> [EXTRACT TO READ]
══════════

Maarten Naeyaert^{1}, Tim Vanderhasselt^{1}, Marcel Warntjes^{2}, and Hubert Raeymaekers^{1}

Synthetic MRI using a multi-delay multi-echo sequence was applied to a pre-term neonatal and

31 preterm born neonates (born 205 ± 19 days gestational age, 14 females) were scanned near term equivalent age. 13 full term born neonates and infants were scanned at various times after birth (mean age 29 +/- 32 days, 7 females). All scans were performed on a 3T Philips Achieva, using a multi-delay multi-echo sequence with four saturation delays, two echo times and a TR of 5000ms. FOV was 180 x 130 mm with an acquisition resolution of 0.7x0.9 mm; 30 slices were acquired with a 3.0 mm thickness and 0,3mm gap, the timing was 6min10s. Additionally, a 3D T1 weighted and a 3D T2 weighted TSE sequence image were acquired.

The data was analyzed and segmented using an adapted version of SyMRI 8 where detected CSF partial volume in neonates was suppressed (SyntheticMR, Linköping, Sweden). The R1 and R2 relaxation rates and proton-density parameter maps are estimated, and the brain is segmented into different tissues based on a look-up table in a three-dimensional space ^{1}. After segmentation, the intra-cranial volume (ICV), Brain Parenchymal Volume (BPV) and Fraction (BPF) are also calculated, as well as the GM, WM, and CSF fractions.

For the preterm neonates, Kidokoro’s score was calculated using the 3D scans by a trained neonatal neuroradiologist. During scoring the severity of brain development impairment is scored by manually measuring landmarks and counting lesions ².

To investigate whether the gestational age at birth (GAB) affected brain measures, a linear regression was performed using SPSS 23 (IBM, Armonk, NY, USA) for the absolute BPV, GM, CSF, ICV and for the relative fractions BPF, GMF and CSF. Both sex and GAB were added stepwise as factors in the model.

══════════

Stored items
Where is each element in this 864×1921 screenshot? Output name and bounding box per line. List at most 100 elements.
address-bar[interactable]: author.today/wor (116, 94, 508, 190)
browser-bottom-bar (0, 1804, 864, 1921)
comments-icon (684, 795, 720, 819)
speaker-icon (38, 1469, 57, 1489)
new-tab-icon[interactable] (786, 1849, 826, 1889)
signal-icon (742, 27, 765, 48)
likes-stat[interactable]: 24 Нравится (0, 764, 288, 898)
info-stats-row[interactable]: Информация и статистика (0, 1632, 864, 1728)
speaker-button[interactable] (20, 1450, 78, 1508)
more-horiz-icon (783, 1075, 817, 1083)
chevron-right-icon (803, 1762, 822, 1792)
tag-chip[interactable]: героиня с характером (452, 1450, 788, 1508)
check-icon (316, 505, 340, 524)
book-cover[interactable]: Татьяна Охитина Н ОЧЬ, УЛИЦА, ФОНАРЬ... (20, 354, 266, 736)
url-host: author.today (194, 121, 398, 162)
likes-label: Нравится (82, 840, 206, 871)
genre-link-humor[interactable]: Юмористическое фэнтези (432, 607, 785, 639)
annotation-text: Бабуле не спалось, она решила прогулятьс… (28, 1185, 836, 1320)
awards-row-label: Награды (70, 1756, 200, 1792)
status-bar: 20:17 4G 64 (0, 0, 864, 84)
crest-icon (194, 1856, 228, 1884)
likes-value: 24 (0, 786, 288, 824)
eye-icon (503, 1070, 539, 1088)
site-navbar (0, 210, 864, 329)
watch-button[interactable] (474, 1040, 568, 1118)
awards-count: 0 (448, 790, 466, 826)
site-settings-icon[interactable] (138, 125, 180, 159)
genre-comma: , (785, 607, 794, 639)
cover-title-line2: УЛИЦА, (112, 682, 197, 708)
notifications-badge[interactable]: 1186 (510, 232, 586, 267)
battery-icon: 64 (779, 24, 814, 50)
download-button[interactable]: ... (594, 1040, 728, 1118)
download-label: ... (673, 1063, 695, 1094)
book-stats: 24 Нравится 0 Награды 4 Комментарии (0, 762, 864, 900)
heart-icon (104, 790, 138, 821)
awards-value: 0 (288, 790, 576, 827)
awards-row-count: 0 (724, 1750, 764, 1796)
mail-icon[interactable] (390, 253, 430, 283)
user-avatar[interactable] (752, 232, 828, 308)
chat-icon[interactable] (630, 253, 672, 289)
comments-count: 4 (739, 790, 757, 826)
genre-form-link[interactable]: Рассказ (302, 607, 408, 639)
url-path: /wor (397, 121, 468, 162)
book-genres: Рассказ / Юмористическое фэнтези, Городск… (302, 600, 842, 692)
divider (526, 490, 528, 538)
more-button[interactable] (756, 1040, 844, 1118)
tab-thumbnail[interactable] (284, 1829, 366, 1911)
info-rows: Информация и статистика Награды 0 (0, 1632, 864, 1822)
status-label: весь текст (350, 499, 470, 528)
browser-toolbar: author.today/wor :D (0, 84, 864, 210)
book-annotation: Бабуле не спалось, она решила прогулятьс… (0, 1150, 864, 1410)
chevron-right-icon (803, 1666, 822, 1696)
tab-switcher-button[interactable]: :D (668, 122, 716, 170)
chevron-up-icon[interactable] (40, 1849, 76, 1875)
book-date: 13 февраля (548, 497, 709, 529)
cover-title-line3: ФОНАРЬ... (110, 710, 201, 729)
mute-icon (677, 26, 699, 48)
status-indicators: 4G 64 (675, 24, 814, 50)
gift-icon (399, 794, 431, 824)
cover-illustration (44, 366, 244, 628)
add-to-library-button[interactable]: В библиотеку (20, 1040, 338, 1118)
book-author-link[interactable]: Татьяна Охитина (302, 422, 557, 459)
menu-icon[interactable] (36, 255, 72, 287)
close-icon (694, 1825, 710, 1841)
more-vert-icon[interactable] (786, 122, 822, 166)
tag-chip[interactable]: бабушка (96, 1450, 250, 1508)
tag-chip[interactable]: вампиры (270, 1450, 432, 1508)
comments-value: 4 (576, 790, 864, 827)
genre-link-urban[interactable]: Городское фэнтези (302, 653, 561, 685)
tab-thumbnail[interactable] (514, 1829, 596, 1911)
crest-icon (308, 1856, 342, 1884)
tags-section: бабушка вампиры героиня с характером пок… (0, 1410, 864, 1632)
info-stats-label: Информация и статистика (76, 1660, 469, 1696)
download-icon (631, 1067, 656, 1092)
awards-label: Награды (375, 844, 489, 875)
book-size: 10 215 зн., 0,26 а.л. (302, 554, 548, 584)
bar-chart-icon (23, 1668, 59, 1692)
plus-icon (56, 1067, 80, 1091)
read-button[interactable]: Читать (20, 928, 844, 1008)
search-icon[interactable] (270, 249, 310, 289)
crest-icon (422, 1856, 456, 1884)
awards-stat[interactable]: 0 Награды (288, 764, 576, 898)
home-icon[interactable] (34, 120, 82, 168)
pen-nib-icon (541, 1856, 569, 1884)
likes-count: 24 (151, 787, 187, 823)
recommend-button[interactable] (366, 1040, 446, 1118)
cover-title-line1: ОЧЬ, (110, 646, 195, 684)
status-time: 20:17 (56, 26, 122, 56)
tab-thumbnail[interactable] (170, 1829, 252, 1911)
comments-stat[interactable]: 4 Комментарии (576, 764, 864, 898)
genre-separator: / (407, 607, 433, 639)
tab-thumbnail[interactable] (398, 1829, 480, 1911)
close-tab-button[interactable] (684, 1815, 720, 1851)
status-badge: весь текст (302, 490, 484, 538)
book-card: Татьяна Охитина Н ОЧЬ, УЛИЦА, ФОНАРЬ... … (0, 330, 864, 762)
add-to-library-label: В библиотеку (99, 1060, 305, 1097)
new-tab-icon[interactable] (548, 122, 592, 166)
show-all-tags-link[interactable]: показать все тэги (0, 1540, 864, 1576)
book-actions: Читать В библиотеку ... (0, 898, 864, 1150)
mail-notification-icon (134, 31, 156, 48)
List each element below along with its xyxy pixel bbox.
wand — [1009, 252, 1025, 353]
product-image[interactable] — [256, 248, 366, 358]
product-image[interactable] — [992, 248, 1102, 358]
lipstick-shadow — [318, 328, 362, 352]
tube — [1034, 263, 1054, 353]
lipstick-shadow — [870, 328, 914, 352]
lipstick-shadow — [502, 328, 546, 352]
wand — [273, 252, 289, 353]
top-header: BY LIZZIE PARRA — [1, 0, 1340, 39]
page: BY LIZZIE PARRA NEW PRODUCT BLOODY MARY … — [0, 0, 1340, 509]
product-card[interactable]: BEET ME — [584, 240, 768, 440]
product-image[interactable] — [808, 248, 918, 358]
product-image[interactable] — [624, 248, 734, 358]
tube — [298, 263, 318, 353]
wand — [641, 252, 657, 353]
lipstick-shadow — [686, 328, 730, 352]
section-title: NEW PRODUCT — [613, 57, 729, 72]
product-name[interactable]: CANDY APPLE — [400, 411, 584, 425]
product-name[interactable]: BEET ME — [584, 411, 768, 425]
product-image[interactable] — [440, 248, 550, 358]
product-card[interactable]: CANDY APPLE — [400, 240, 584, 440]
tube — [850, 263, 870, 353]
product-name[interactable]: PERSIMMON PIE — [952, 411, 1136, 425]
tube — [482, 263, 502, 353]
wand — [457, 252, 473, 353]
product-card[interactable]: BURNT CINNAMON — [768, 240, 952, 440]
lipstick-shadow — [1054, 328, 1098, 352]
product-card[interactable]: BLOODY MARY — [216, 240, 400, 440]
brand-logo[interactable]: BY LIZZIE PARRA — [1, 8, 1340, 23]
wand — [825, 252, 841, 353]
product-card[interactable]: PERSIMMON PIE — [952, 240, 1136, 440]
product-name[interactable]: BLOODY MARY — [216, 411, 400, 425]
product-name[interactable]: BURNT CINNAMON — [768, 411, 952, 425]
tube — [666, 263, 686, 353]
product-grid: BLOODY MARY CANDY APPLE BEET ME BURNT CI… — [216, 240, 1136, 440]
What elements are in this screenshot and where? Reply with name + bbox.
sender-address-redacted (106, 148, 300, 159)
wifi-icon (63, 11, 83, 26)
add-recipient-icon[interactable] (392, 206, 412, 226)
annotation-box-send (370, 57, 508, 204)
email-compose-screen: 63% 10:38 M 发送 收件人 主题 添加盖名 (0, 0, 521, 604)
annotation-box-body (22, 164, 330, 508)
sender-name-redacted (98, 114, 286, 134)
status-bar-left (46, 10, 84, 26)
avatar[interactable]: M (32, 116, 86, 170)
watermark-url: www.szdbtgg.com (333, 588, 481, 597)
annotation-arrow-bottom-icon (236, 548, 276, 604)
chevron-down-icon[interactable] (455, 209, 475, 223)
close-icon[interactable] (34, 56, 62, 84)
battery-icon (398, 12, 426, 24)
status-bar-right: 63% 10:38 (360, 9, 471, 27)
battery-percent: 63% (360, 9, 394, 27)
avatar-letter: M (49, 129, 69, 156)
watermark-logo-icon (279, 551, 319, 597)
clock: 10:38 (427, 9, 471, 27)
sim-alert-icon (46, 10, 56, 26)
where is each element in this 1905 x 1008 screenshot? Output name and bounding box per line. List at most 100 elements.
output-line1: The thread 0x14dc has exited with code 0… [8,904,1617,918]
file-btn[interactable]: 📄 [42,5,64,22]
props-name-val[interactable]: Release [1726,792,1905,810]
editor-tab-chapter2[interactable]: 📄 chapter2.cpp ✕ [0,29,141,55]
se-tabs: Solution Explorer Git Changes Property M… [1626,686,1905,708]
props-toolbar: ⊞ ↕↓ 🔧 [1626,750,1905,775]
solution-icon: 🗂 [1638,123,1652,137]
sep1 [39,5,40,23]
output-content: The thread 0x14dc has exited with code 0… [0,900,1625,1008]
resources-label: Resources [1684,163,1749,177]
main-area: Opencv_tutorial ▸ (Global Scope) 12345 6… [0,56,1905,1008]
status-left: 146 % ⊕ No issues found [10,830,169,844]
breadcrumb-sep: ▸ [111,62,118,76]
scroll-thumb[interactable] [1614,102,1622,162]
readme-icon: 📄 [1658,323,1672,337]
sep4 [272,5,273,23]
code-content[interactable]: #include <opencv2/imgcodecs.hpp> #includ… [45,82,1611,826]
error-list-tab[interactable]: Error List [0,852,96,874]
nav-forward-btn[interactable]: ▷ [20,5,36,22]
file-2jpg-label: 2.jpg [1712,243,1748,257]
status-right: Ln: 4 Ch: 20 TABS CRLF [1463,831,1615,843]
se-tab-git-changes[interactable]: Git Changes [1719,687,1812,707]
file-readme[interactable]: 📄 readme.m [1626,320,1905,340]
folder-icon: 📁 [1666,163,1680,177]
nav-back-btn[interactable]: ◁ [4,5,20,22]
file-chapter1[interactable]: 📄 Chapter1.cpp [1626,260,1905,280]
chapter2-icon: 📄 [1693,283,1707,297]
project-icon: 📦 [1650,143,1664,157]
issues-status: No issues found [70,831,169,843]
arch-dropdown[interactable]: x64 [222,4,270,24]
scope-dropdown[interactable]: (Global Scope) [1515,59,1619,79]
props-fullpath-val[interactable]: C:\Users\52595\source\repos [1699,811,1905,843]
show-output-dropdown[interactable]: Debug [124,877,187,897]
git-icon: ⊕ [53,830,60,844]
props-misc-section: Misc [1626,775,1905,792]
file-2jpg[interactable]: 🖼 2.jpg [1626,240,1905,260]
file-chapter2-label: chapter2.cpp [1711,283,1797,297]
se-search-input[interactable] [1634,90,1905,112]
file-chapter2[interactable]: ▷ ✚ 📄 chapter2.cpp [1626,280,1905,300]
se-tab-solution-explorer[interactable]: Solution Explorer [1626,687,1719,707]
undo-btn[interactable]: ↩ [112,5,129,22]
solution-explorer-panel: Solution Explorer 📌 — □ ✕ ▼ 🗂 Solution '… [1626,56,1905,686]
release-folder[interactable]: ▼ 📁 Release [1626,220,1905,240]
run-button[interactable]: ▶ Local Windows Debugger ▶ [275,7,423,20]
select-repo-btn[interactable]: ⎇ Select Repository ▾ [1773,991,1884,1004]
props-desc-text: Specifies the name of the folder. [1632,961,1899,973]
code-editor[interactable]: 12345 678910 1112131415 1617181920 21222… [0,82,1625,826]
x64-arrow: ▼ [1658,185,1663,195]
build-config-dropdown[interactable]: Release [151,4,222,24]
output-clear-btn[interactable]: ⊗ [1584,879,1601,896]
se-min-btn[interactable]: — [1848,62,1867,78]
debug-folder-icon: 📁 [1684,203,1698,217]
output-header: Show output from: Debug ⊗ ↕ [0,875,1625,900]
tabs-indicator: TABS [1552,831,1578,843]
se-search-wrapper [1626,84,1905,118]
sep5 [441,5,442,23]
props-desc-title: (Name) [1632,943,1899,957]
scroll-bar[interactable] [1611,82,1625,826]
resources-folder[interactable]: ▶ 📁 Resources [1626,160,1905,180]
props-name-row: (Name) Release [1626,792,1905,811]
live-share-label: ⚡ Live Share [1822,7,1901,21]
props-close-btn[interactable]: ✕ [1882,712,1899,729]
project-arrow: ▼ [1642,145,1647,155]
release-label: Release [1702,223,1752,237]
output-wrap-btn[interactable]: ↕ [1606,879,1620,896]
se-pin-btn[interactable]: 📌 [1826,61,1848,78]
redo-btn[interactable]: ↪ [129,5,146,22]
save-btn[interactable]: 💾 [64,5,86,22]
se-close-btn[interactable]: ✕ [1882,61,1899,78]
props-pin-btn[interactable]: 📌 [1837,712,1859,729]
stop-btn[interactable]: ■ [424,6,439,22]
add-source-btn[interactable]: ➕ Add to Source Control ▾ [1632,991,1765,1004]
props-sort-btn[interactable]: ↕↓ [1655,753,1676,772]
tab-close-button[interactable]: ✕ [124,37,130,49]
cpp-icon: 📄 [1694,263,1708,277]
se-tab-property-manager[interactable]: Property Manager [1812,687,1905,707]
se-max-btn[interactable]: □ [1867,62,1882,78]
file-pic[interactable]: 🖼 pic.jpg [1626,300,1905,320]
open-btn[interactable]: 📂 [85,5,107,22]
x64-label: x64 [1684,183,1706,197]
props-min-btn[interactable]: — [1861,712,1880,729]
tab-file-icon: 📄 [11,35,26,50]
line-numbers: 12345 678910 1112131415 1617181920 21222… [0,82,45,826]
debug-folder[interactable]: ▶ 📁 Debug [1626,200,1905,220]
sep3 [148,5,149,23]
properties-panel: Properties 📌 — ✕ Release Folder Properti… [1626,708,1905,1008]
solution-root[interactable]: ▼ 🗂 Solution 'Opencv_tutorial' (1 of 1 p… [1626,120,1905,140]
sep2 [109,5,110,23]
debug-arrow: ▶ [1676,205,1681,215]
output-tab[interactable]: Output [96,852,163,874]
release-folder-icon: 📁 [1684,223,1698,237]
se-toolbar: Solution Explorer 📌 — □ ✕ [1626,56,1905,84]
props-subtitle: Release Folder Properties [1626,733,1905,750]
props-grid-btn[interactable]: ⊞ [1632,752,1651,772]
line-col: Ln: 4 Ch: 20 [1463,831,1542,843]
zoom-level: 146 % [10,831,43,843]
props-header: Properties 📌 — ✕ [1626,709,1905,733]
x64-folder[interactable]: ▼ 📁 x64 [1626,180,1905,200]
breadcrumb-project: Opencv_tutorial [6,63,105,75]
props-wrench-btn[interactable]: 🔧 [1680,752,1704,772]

══════════

> [INSTRUCTIONS FOR THE TASK]
Continue the passage on synthetic MRI in neonates from where it stops.

> [ANSWER TO THIS EXERCISE]
Additionally, the preterm neonates with a normal Kidokoro score (<4) and the term born children (total n=37) were analyzed to investigate the development of the brain, by performing a linear regression on the same volumetric parameters as above, with corrected age and sex as factors in the regression. The preterm children were only included if the preterm analysis found no connection between GAB and the parameter under investigation.

An example of the fully automatic brain segmentation for children scanned at different ages is provided in figure 1. The results of the linear regressions on the preterm population are presented in table 1. Excluding children with an abnormal Kidokoro’s score did not change the significance of the regression results. The regression results for all neonates are presented in table 2. For the absolute volumes, the preterm population was included, as no statistical difference was found in the previous tests, with the corrected age (days) = GAB–280+age at time of scanning.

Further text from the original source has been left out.